* **TASK REQUIREMENTS**: Copy every line of the records below where the word "επιτόκιο" occurs.

## start

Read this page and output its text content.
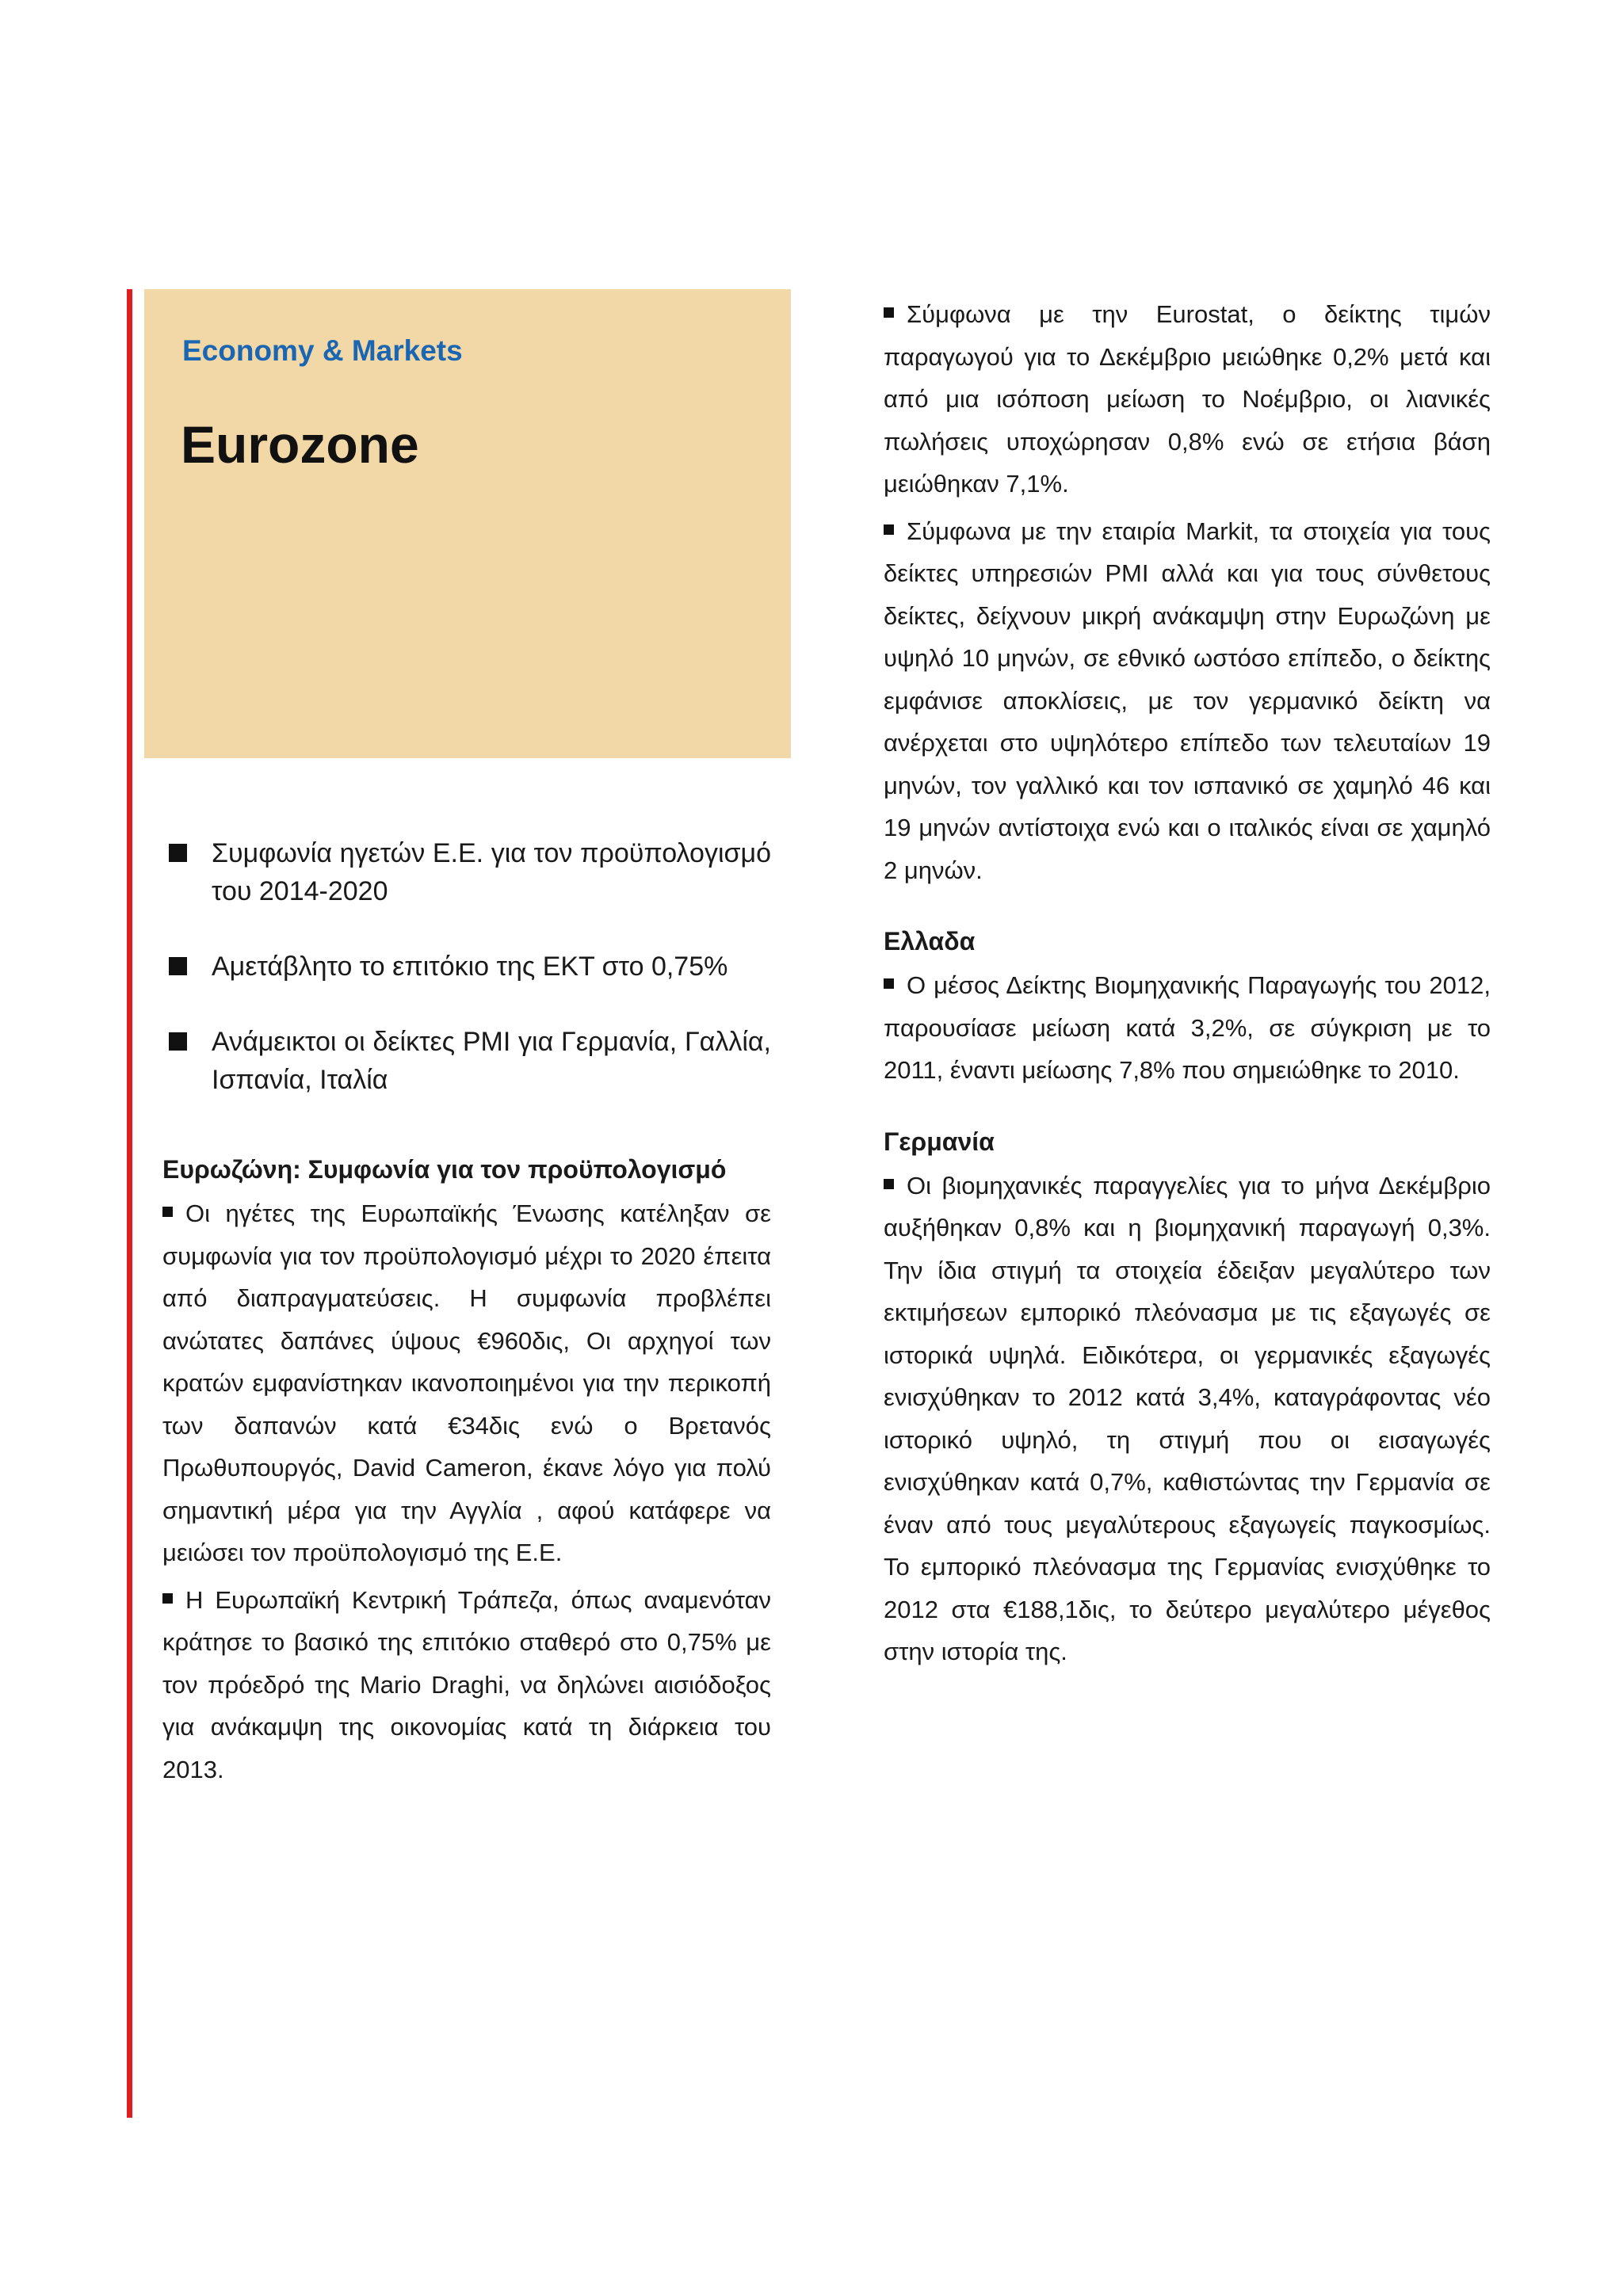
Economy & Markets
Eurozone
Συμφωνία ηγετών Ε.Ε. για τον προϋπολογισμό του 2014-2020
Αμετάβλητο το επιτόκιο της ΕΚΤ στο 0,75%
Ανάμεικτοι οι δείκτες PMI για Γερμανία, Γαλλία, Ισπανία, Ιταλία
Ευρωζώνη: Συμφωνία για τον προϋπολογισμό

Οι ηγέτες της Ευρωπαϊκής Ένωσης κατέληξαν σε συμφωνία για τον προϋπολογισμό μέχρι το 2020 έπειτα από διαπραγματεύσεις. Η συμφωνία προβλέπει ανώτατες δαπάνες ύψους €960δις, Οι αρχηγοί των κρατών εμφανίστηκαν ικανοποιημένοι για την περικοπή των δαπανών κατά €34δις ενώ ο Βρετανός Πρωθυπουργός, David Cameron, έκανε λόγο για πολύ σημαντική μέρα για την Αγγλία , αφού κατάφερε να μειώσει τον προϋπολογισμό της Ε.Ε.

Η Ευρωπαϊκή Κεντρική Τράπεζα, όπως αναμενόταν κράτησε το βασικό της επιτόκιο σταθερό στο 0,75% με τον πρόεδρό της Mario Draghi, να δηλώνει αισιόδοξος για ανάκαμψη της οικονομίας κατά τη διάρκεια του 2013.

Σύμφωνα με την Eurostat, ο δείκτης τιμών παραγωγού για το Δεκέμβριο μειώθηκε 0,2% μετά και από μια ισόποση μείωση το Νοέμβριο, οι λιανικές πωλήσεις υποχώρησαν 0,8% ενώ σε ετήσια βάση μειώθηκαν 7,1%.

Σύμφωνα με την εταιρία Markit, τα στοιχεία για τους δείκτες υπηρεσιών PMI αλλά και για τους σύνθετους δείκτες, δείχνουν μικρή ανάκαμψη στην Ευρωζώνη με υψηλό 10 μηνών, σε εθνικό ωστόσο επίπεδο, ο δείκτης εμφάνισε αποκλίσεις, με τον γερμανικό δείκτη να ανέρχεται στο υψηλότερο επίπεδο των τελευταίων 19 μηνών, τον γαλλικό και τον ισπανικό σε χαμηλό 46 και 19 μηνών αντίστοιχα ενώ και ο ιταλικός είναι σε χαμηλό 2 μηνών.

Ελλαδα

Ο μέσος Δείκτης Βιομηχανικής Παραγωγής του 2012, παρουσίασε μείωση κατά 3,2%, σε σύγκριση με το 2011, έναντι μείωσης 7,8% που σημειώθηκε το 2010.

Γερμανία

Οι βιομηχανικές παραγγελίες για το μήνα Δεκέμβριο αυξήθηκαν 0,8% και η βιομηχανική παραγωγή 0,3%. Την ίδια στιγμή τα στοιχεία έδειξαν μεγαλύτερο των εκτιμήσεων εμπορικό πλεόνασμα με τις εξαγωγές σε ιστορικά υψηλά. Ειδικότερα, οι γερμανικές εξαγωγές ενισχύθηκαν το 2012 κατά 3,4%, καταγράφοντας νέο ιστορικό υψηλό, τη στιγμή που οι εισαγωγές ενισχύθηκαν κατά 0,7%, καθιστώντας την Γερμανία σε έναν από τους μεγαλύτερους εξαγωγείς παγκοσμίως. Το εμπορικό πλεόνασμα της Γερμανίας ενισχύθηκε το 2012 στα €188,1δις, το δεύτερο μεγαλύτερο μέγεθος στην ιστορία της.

## end

* **RESPONSE TO THIS EXERCISE**:
Αμετάβλητο το επιτόκιο της ΕΚΤ στο 0,75%
Η Ευρωπαϊκή Κεντρική Τράπεζα, όπως αναμενόταν κράτησε το βασικό της επιτόκιο σταθερό στο 0,75% με τον πρόεδρό της Mario Draghi, να δηλώνει αισιόδοξος για ανάκαμψη της οικονομίας κατά τη διάρκεια του 2013.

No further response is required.